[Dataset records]
--- start ---

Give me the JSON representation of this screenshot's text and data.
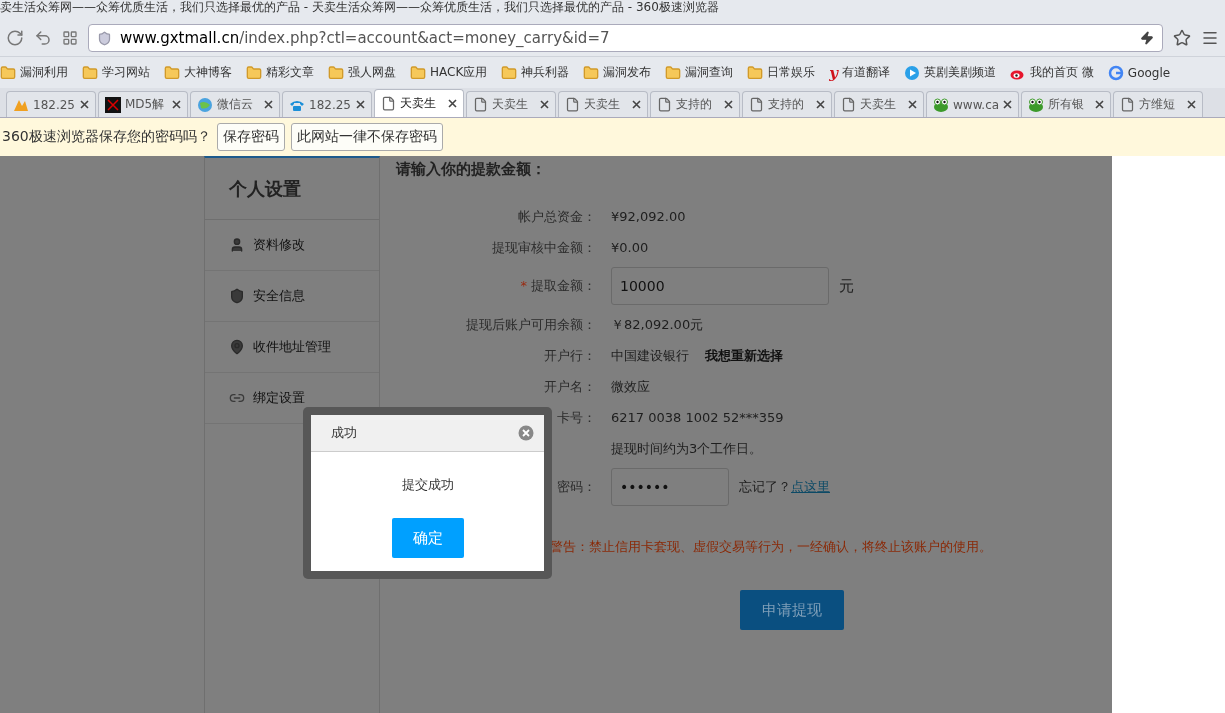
{
  "window": {
    "title": "卖生活众筹网——众筹优质生活，我们只选择最优的产品 - 天卖生活众筹网——众筹优质生活，我们只选择最优的产品 - 360极速浏览器"
  },
  "address_bar": {
    "host": "www.gxtmall.cn",
    "path": "/index.php?ctl=account&act=money_carry&id=7"
  },
  "bookmarks": [
    {
      "kind": "folder",
      "label": "漏洞利用"
    },
    {
      "kind": "folder",
      "label": "学习网站"
    },
    {
      "kind": "folder",
      "label": "大神博客"
    },
    {
      "kind": "folder",
      "label": "精彩文章"
    },
    {
      "kind": "folder",
      "label": "强人网盘"
    },
    {
      "kind": "folder",
      "label": "HACK应用"
    },
    {
      "kind": "folder",
      "label": "神兵利器"
    },
    {
      "kind": "folder",
      "label": "漏洞发布"
    },
    {
      "kind": "folder",
      "label": "漏洞查询"
    },
    {
      "kind": "folder",
      "label": "日常娱乐"
    },
    {
      "kind": "letter",
      "label": "有道翻译",
      "glyph": "y"
    },
    {
      "kind": "play",
      "label": "英剧美剧频道"
    },
    {
      "kind": "eye",
      "label": "我的首页 微"
    },
    {
      "kind": "google",
      "label": "Google"
    }
  ],
  "tabs": [
    {
      "kind": "chart",
      "label": "182.25",
      "selected": false
    },
    {
      "kind": "dark",
      "label": "MD5解",
      "selected": false
    },
    {
      "kind": "globe",
      "label": "微信云",
      "selected": false
    },
    {
      "kind": "phone",
      "label": "182.25",
      "selected": false
    },
    {
      "kind": "page",
      "label": "天卖生",
      "selected": true
    },
    {
      "kind": "page",
      "label": "天卖生",
      "selected": false
    },
    {
      "kind": "page",
      "label": "天卖生",
      "selected": false
    },
    {
      "kind": "page",
      "label": "支持的",
      "selected": false
    },
    {
      "kind": "page",
      "label": "支持的",
      "selected": false
    },
    {
      "kind": "page",
      "label": "天卖生",
      "selected": false
    },
    {
      "kind": "frog",
      "label": "www.ca",
      "selected": false
    },
    {
      "kind": "frog",
      "label": "所有银",
      "selected": false
    },
    {
      "kind": "page",
      "label": "方维短",
      "selected": false
    }
  ],
  "password_bar": {
    "message": "360极速浏览器保存您的密码吗？",
    "buttons": [
      "保存密码",
      "此网站一律不保存密码"
    ]
  },
  "sidebar": {
    "title": "个人设置",
    "items": [
      {
        "kind": "user",
        "label": "资料修改"
      },
      {
        "kind": "shield",
        "label": "安全信息"
      },
      {
        "kind": "pin",
        "label": "收件地址管理"
      },
      {
        "kind": "link",
        "label": "绑定设置"
      }
    ]
  },
  "form": {
    "heading": "请输入你的提款金额：",
    "rows": [
      {
        "kind": "text",
        "label": "帐户总资金：",
        "value": "¥92,092.00"
      },
      {
        "kind": "text",
        "label": "提现审核中金额：",
        "value": "¥0.00"
      },
      {
        "kind": "input",
        "label": "提取金额：",
        "mark": "*",
        "value": "10000",
        "unit": "元"
      },
      {
        "kind": "text",
        "label": "提现后账户可用余额：",
        "value": "￥82,092.00元"
      },
      {
        "kind": "bank",
        "label": "开户行：",
        "value": "中国建设银行",
        "link": "我想重新选择"
      },
      {
        "kind": "text",
        "label": "开户名：",
        "value": "微效应"
      },
      {
        "kind": "text",
        "label": "卡号：",
        "value": "6217 0038 1002 52***359"
      },
      {
        "kind": "note",
        "label": "",
        "value": "提现时间约为3个工作日。"
      },
      {
        "kind": "password",
        "label": "密码：",
        "value": "••••••",
        "hint": "忘记了？",
        "link": "点这里"
      }
    ],
    "warning": "警告：禁止信用卡套现、虚假交易等行为，一经确认，将终止该账户的使用。",
    "submit": "申请提现"
  },
  "dialog": {
    "title": "成功",
    "message": "提交成功",
    "button": "确定"
  }
}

--- end ---

Exercise goal: Your task is to collect every line above that contains the word "message".

Problem solution:
    "message": "360极速浏览器保存您的密码吗？",
    "message": "提交成功",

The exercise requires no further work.